• _Task to complete_:
Put the lines of the material below into a JSON list of strings, one string per line. Begin at the line that contains "Give me the" and stop after the line that contains "section-subtitle: 1 則留言", leaving out blank lines and the pictures.

(Collected data)
********
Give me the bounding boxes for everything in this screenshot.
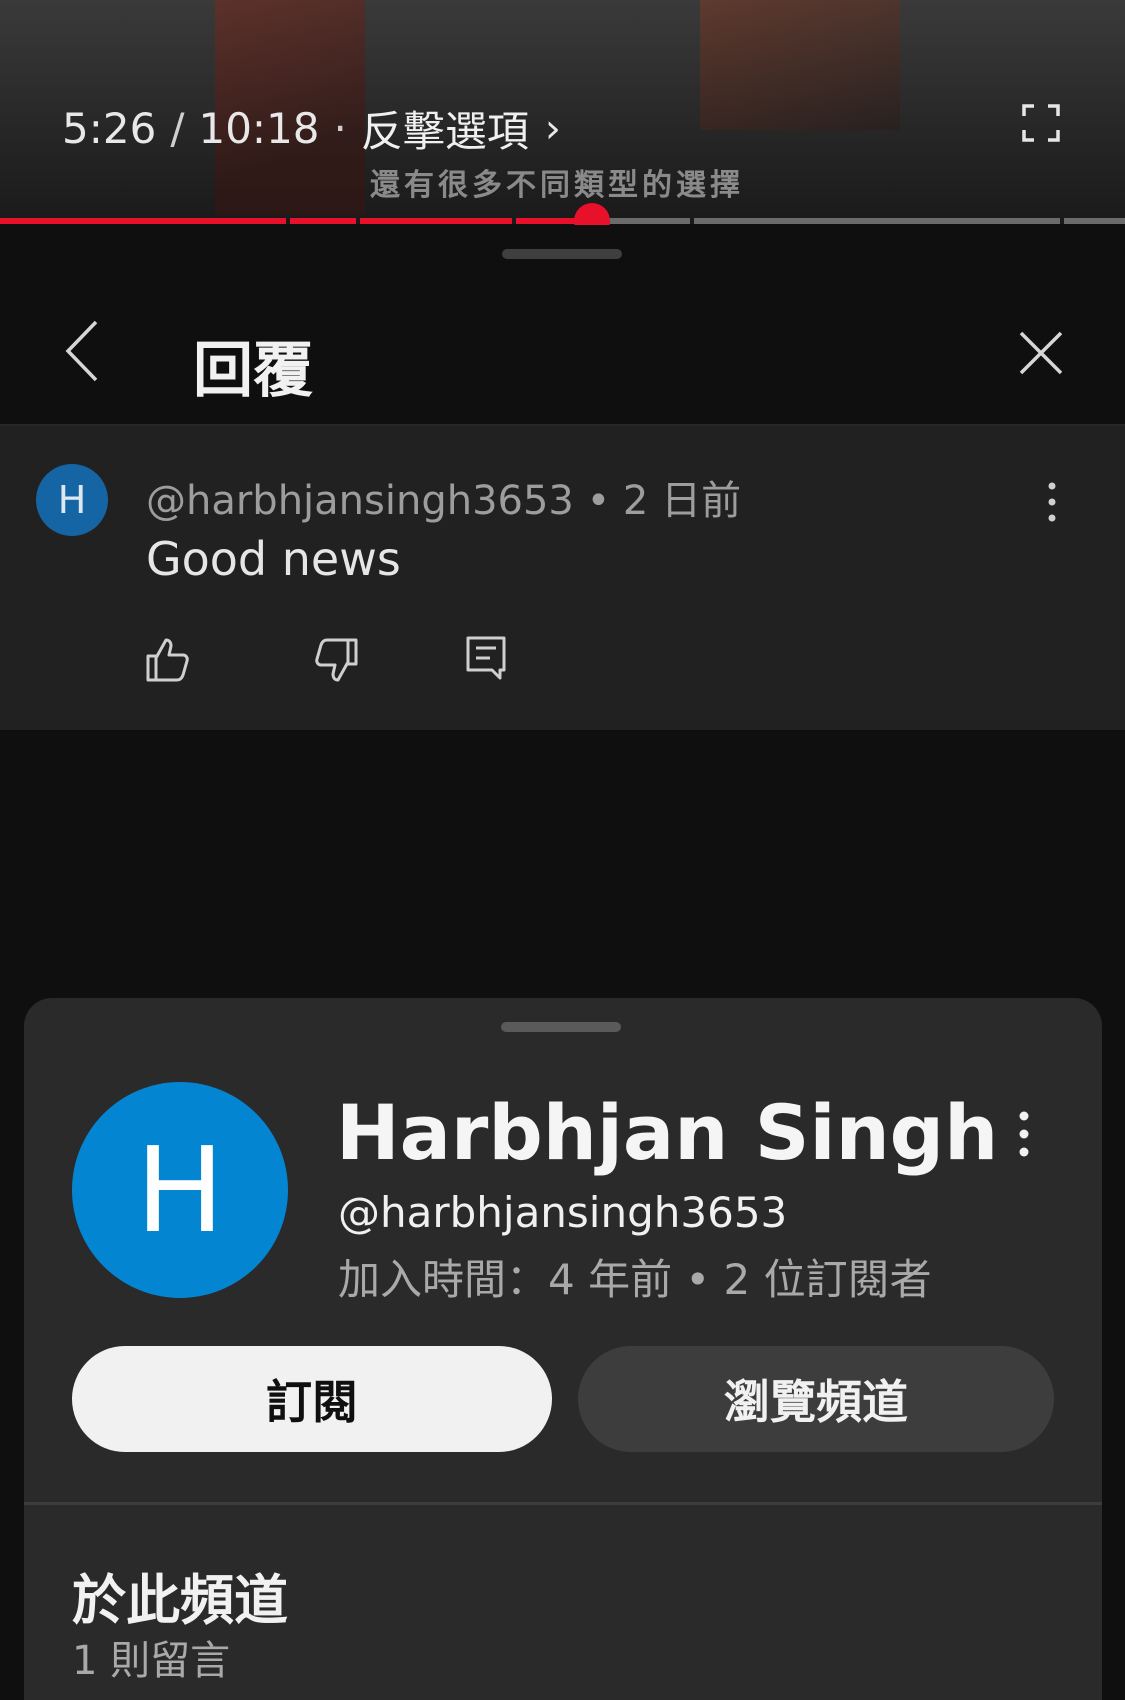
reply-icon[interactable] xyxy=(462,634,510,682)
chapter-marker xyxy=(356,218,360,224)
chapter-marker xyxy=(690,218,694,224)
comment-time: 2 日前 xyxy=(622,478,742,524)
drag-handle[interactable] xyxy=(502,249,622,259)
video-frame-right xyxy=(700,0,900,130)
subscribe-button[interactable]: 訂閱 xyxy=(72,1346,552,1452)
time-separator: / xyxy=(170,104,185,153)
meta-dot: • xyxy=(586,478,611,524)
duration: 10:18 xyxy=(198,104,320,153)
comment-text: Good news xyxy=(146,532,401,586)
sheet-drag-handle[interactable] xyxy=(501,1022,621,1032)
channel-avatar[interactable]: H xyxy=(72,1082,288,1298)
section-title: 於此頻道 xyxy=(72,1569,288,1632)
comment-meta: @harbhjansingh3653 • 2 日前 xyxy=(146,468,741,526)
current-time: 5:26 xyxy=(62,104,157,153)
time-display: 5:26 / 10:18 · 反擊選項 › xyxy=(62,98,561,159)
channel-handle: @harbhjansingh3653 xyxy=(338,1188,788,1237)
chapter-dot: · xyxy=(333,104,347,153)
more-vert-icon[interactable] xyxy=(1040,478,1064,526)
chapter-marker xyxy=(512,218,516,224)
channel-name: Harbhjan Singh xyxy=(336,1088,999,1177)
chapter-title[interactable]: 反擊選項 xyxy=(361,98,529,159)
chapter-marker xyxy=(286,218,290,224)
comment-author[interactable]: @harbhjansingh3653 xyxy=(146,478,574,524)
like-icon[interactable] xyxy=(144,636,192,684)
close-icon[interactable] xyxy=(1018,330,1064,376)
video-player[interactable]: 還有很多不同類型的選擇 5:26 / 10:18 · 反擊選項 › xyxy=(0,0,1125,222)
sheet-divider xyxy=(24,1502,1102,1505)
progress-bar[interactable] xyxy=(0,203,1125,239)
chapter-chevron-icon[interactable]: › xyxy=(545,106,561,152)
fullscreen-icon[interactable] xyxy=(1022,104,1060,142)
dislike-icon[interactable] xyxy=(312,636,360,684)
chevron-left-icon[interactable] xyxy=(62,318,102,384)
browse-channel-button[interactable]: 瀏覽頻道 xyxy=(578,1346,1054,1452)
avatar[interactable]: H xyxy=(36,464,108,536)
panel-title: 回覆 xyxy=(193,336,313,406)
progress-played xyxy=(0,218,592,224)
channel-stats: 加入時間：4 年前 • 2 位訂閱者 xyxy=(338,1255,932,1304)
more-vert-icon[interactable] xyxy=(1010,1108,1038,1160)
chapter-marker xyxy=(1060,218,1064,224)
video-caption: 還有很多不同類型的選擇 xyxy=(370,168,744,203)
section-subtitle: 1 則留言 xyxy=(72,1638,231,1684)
********
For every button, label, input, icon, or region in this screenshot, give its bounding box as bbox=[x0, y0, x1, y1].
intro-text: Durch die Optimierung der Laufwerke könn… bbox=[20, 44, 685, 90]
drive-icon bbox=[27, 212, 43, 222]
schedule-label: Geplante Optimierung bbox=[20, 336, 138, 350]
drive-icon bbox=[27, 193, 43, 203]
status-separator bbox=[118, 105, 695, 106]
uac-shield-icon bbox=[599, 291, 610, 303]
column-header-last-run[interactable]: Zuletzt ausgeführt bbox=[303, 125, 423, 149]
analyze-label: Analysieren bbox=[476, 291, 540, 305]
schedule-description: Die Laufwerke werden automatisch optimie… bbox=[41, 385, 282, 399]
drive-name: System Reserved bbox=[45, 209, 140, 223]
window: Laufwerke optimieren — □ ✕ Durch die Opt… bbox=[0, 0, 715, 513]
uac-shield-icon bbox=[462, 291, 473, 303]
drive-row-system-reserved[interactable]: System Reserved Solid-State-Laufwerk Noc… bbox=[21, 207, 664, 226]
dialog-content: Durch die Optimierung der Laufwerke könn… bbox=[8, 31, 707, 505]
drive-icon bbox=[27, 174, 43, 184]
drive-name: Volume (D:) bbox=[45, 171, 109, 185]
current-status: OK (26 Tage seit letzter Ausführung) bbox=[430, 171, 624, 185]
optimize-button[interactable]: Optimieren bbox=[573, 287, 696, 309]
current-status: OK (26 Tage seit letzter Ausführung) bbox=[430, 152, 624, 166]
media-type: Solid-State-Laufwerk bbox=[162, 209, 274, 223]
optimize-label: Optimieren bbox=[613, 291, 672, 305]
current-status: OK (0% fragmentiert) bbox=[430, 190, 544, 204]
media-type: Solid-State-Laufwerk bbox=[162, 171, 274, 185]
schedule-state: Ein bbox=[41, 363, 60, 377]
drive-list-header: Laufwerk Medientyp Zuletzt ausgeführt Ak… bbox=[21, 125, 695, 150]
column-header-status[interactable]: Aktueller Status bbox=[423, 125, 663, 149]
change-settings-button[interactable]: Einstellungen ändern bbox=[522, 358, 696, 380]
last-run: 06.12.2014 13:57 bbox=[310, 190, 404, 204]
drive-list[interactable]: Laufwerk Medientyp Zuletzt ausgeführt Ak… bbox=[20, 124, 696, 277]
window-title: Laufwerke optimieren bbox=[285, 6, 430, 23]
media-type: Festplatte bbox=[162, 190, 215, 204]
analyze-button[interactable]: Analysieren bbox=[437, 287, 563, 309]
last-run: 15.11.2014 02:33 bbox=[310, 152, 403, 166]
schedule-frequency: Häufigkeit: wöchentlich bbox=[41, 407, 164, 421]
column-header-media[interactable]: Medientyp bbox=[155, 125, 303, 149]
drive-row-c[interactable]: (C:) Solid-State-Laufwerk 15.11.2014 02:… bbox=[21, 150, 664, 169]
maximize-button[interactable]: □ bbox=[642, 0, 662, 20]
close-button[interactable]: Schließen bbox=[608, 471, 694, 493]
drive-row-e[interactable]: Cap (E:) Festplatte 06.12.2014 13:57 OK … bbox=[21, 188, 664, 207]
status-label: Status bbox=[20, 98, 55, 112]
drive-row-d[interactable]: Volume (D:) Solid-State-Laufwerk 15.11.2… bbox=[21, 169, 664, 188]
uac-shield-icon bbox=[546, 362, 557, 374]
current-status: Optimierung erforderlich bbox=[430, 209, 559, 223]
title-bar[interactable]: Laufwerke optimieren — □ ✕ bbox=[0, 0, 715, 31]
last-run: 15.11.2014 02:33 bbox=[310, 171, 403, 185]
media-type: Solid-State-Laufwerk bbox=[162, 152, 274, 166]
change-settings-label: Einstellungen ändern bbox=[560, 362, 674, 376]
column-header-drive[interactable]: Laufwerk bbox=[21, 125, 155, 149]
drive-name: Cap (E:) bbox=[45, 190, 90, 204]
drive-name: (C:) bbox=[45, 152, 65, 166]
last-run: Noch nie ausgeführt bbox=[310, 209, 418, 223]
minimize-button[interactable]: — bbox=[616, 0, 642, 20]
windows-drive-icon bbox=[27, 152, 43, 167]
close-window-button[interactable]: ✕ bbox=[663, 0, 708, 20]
********
• _Result for this exercise_:
[
  "Give me the bounding boxes for everything in this screenshot.",
  "reply-icon[interactable] xyxy=(462,634,510,682)",
  "chapter-marker xyxy=(356,218,360,224)",
  "chapter-marker xyxy=(690,218,694,224)",
  "comment-time: 2 日前 xyxy=(622,478,742,524)",
  "drag-handle[interactable] xyxy=(502,249,622,259)",
  "video-frame-right xyxy=(700,0,900,130)",
  "subscribe-button[interactable]: 訂閱 xyxy=(72,1346,552,1452)",
  "time-separator: / xyxy=(170,104,185,153)",
  "meta-dot: • xyxy=(586,478,611,524)",
  "duration: 10:18 xyxy=(198,104,320,153)",
  "comment-text: Good news xyxy=(146,532,401,586)",
  "sheet-drag-handle[interactable] xyxy=(501,1022,621,1032)",
  "channel-avatar[interactable]: H xyxy=(72,1082,288,1298)",
  "section-title: 於此頻道 xyxy=(72,1569,288,1632)",
  "comment-meta: @harbhjansingh3653 • 2 日前 xyxy=(146,468,741,526)",
  "current-time: 5:26 xyxy=(62,104,157,153)",
  "time-display: 5:26 / 10:18 · 反擊選項 › xyxy=(62,98,561,159)",
  "channel-handle: @harbhjansingh3653 xyxy=(338,1188,788,1237)",
  "chapter-dot: · xyxy=(333,104,347,153)",
  "more-vert-icon[interactable] xyxy=(1040,478,1064,526)",
  "chapter-marker xyxy=(512,218,516,224)",
  "channel-name: Harbhjan Singh xyxy=(336,1088,999,1177)",
  "chapter-title[interactable]: 反擊選項 xyxy=(361,98,529,159)",
  "chapter-marker xyxy=(286,218,290,224)",
  "comment-author[interactable]: @harbhjansingh3653 xyxy=(146,478,574,524)",
  "like-icon[interactable] xyxy=(144,636,192,684)",
  "close-icon[interactable] xyxy=(1018,330,1064,376)",
  "video-player[interactable]: 還有很多不同類型的選擇 5:26 / 10:18 · 反擊選項 › xyxy=(0,0,1125,222)",
  "sheet-divider xyxy=(24,1502,1102,1505)",
  "progress-bar[interactable] xyxy=(0,203,1125,239)",
  "chapter-chevron-icon[interactable]: › xyxy=(545,106,561,152)",
  "fullscreen-icon[interactable] xyxy=(1022,104,1060,142)",
  "dislike-icon[interactable] xyxy=(312,636,360,684)",
  "chevron-left-icon[interactable] xyxy=(62,318,102,384)",
  "browse-channel-button[interactable]: 瀏覽頻道 xyxy=(578,1346,1054,1452)",
  "avatar[interactable]: H xyxy=(36,464,108,536)",
  "panel-title: 回覆 xyxy=(193,336,313,406)",
  "progress-played xyxy=(0,218,592,224)",
  "channel-stats: 加入時間：4 年前 • 2 位訂閱者 xyxy=(338,1255,932,1304)",
  "more-vert-icon[interactable] xyxy=(1010,1108,1038,1160)",
  "chapter-marker xyxy=(1060,218,1064,224)",
  "video-caption: 還有很多不同類型的選擇 xyxy=(370,168,744,203)",
  "section-subtitle: 1 則留言 xyxy=(72,1638,231,1684)"
]